TASK:
Pick out every line holding the string "date" and copy it.

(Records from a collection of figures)
--------------------------------------------------
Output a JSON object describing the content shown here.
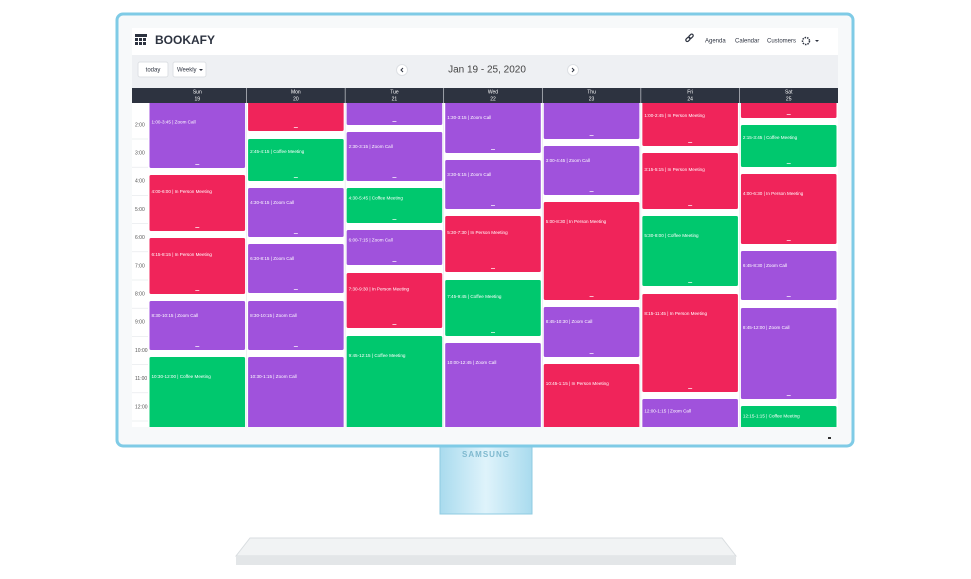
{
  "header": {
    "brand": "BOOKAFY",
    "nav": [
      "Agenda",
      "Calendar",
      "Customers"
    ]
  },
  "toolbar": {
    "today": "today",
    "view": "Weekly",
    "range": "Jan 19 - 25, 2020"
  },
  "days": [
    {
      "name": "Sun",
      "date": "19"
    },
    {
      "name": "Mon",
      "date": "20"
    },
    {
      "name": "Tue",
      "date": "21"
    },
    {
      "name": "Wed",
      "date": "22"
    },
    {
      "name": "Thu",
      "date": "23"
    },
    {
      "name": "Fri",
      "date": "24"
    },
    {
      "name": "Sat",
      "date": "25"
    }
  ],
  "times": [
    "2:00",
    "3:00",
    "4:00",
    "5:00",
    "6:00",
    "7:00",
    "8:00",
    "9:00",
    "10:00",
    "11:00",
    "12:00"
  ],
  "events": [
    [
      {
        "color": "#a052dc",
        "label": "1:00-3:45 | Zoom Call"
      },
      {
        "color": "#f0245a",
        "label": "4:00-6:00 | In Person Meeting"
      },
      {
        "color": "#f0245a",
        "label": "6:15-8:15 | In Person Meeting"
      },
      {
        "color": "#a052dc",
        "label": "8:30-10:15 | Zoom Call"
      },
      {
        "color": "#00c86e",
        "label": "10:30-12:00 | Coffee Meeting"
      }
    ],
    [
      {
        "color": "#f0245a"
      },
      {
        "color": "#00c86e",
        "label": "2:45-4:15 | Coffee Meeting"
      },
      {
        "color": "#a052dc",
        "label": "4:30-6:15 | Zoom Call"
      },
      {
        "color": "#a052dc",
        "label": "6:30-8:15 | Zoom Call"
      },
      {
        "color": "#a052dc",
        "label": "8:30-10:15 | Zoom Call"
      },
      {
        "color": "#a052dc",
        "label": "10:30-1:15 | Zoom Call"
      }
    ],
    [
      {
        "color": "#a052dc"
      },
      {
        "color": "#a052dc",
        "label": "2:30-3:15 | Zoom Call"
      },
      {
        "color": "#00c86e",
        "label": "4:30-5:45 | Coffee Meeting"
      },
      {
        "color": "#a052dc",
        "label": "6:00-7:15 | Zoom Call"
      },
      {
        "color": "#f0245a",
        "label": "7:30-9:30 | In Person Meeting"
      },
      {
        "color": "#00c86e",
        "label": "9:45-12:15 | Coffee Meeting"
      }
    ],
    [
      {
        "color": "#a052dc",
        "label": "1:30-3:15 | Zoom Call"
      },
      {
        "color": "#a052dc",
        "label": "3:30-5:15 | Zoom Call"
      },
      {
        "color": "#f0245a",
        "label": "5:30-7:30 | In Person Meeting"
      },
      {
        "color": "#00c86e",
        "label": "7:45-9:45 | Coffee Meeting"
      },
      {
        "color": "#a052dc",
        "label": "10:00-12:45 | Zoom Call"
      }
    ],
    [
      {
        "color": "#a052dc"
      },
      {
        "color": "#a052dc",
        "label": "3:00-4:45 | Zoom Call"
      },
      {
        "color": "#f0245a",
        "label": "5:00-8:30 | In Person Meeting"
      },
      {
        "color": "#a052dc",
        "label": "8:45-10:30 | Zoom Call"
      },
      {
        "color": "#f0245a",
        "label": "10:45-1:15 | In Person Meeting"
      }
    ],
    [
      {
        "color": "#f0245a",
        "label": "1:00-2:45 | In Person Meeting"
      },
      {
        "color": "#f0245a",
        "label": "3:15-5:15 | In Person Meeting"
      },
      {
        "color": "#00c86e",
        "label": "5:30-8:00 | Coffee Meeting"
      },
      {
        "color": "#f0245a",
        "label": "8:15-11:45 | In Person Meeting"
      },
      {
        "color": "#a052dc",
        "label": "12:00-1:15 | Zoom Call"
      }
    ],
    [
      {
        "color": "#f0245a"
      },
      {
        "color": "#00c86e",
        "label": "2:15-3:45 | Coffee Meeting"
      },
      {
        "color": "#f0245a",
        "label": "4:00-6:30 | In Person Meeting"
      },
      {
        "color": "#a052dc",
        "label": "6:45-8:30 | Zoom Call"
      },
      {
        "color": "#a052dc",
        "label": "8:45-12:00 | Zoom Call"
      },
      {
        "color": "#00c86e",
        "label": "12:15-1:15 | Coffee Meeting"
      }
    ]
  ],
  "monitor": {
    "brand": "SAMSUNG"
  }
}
--------------------------------------------------
RESULT OF THIS TASK:
      "date": "19"
      "date": "20"
      "date": "21"
      "date": "22"
      "date": "23"
      "date": "24"
      "date": "25"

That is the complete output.